§ **Records for this exercise**:
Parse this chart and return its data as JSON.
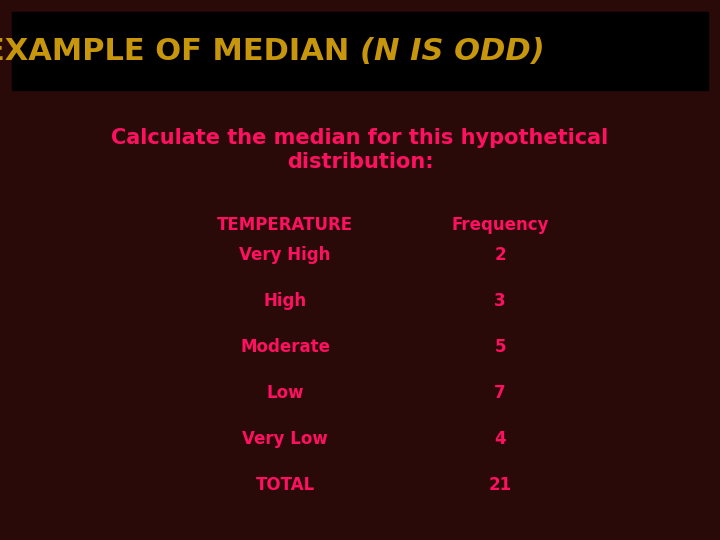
{
  "title_part1": "EXAMPLE OF MEDIAN ",
  "title_part2": "(N IS ODD)",
  "subtitle": "Calculate the median for this hypothetical\ndistribution:",
  "col1_header": "TEMPERATURE",
  "col2_header": "Frequency",
  "rows": [
    [
      "Very High",
      "2"
    ],
    [
      "High",
      "3"
    ],
    [
      "Moderate",
      "5"
    ],
    [
      "Low",
      "7"
    ],
    [
      "Very Low",
      "4"
    ],
    [
      "TOTAL",
      "21"
    ]
  ],
  "background_color": "#2a0a08",
  "title_bg_color": "#000000",
  "title_color": "#c8960c",
  "subtitle_color": "#ff1060",
  "table_color": "#ff1060",
  "fig_width": 7.2,
  "fig_height": 5.4,
  "dpi": 100
}
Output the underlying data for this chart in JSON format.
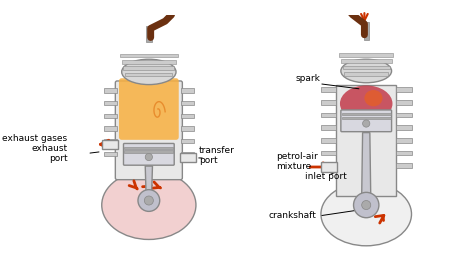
{
  "bg_color": "#ffffff",
  "engine_color": "#c8c8c8",
  "outline_color": "#888888",
  "piston_color": "#d0d0d8",
  "combustion_color_left": "#f5a020",
  "combustion_color_right": "#c03040",
  "arrow_color": "#cc3300",
  "text_color": "#000000",
  "fin_color": "#b0b0b0",
  "labels_left": {
    "exhaust_gases": "exhaust gases",
    "exhaust_port": "exhaust\nport",
    "transfer_port": "transfer\nport"
  },
  "labels_right": {
    "spark": "spark",
    "petrol_air": "petrol-air\nmixture",
    "inlet_port": "inlet port",
    "crankshaft": "crankshaft"
  }
}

§ **What to work on**:
Could you repeat all of the material exactly? Pictures should not be copied.

§ **The completed task**:
Parse this chart and return its data as JSON.
{
  "title_part1": "EXAMPLE OF MEDIAN ",
  "title_part2": "(N IS ODD)",
  "subtitle": "Calculate the median for this hypothetical\ndistribution:",
  "col1_header": "TEMPERATURE",
  "col2_header": "Frequency",
  "rows": [
    [
      "Very High",
      "2"
    ],
    [
      "High",
      "3"
    ],
    [
      "Moderate",
      "5"
    ],
    [
      "Low",
      "7"
    ],
    [
      "Very Low",
      "4"
    ],
    [
      "TOTAL",
      "21"
    ]
  ],
  "background_color": "#2a0a08",
  "title_bg_color": "#000000",
  "title_color": "#c8960c",
  "subtitle_color": "#ff1060",
  "table_color": "#ff1060",
  "fig_width": 7.2,
  "fig_height": 5.4,
  "dpi": 100
}
Output the underlying data for this chart in JSON format.
{
  "bg_color": "#ffffff",
  "engine_color": "#c8c8c8",
  "outline_color": "#888888",
  "piston_color": "#d0d0d8",
  "combustion_color_left": "#f5a020",
  "combustion_color_right": "#c03040",
  "arrow_color": "#cc3300",
  "text_color": "#000000",
  "fin_color": "#b0b0b0",
  "labels_left": {
    "exhaust_gases": "exhaust gases",
    "exhaust_port": "exhaust\nport",
    "transfer_port": "transfer\nport"
  },
  "labels_right": {
    "spark": "spark",
    "petrol_air": "petrol-air\nmixture",
    "inlet_port": "inlet port",
    "crankshaft": "crankshaft"
  }
}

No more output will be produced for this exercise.